— start Records provided —

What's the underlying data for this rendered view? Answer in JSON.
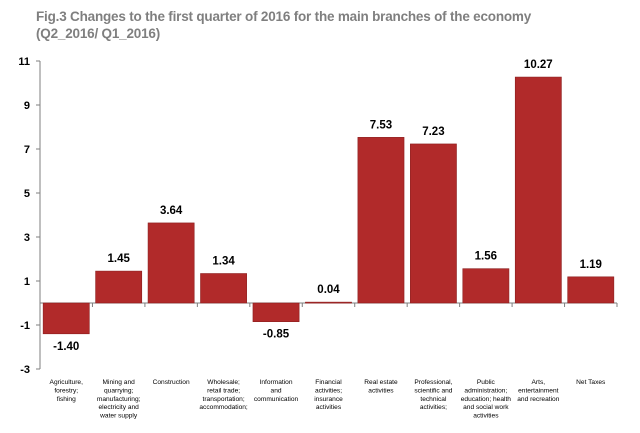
{
  "title_line1": "Fig.3 Changes to the first quarter of 2016 for the main branches of the economy",
  "title_line2": "(Q2_2016/ Q1_2016)",
  "colors": {
    "bar": "#b12a2a",
    "bar_edge": "#8c1f1f",
    "axis": "#7f7f7f",
    "title": "#7f7f7f"
  },
  "chart_data": {
    "type": "bar",
    "title": "Fig.3 Changes to the first quarter of 2016 for the main branches of the economy (Q2_2016/ Q1_2016)",
    "xlabel": "",
    "ylabel": "",
    "ylim": [
      -3,
      11
    ],
    "yticks": [
      -3,
      -1,
      1,
      3,
      5,
      7,
      9,
      11
    ],
    "grid": false,
    "legend": "none",
    "categories": [
      "Agriculture, forestry; fishing",
      "Mining and quarrying; manufacturing; electricity and water supply",
      "Construction",
      "Wholesale; retail trade; transportation; accommodation;",
      "Information and communication",
      "Financial activities; insurance activities",
      "Real estate activities",
      "Professional, scientific and technical activities;",
      "Public administration; education; health and social work activities",
      "Arts, entertainment and recreation",
      "Net Taxes"
    ],
    "category_lines": [
      [
        "Agriculture,",
        "forestry;",
        "fishing"
      ],
      [
        "Mining and",
        "quarrying;",
        "manufacturing;",
        "electricity and",
        "water supply"
      ],
      [
        "Construction"
      ],
      [
        "Wholesale;",
        "retail trade;",
        "transportation;",
        "accommodation;"
      ],
      [
        "Information",
        "and",
        "communication"
      ],
      [
        "Financial",
        "activities;",
        "insurance",
        "activities"
      ],
      [
        "Real estate",
        "activities"
      ],
      [
        "Professional,",
        "scientific and",
        "technical",
        "activities;"
      ],
      [
        "Public",
        "administration;",
        "education; health",
        "and social work",
        "activities"
      ],
      [
        "Arts,",
        "entertainment",
        "and recreation"
      ],
      [
        "Net Taxes"
      ]
    ],
    "values": [
      -1.4,
      1.45,
      3.64,
      1.34,
      -0.85,
      0.04,
      7.53,
      7.23,
      1.56,
      10.27,
      1.19
    ],
    "value_labels": [
      "-1.40",
      "1.45",
      "3.64",
      "1.34",
      "-0.85",
      "0.04",
      "7.53",
      "7.23",
      "1.56",
      "10.27",
      "1.19"
    ]
  }
}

— end Records provided —

Extract lines where the string "recreation" occurs.

Result for this exercise
      "Arts, entertainment and recreation",
        "and recreation"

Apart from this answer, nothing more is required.